Pick out each line of the records that includes the string "text", and copy it.

[Dataset rows]
---+---

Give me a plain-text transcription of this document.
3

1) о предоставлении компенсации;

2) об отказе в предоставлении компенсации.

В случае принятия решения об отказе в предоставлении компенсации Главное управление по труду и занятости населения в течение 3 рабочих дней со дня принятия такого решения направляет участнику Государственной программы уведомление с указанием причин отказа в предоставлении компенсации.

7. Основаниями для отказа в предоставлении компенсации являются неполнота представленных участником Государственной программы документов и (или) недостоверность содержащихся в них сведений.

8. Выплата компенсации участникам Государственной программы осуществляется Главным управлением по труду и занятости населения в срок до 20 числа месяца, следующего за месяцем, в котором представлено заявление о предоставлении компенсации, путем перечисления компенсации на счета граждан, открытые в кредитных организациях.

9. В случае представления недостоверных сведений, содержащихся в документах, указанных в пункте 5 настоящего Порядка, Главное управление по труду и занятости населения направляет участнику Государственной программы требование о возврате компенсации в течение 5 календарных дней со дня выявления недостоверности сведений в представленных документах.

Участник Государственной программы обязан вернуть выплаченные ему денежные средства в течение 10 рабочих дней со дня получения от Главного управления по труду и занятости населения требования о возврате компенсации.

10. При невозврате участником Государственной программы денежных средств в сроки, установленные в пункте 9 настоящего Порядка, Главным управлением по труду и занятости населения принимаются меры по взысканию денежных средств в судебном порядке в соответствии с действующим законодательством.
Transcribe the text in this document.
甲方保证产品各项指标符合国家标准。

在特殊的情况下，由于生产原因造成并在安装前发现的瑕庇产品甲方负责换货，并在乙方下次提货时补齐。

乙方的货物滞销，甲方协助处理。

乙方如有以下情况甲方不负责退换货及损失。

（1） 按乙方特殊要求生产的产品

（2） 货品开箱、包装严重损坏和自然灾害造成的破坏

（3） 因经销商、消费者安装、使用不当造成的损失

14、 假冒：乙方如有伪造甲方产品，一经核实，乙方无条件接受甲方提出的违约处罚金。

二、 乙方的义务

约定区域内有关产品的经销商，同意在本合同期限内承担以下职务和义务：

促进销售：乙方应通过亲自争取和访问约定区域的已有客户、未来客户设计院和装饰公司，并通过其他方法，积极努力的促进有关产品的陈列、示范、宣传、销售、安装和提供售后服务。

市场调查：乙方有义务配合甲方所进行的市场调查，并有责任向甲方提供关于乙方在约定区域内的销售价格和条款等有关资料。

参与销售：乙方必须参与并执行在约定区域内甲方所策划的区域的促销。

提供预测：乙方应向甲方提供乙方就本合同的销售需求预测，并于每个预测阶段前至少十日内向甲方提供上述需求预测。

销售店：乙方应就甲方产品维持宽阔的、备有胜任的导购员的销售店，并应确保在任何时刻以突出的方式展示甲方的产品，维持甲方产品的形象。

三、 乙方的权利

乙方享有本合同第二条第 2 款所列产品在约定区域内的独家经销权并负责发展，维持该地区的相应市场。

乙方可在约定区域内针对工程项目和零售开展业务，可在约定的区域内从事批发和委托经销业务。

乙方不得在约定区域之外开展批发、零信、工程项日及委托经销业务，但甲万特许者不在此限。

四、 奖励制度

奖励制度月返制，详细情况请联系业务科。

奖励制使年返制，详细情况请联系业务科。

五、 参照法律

---+---

> RESPONSE
Give me a plain-text transcription of this document.
Transcribe the text in this document.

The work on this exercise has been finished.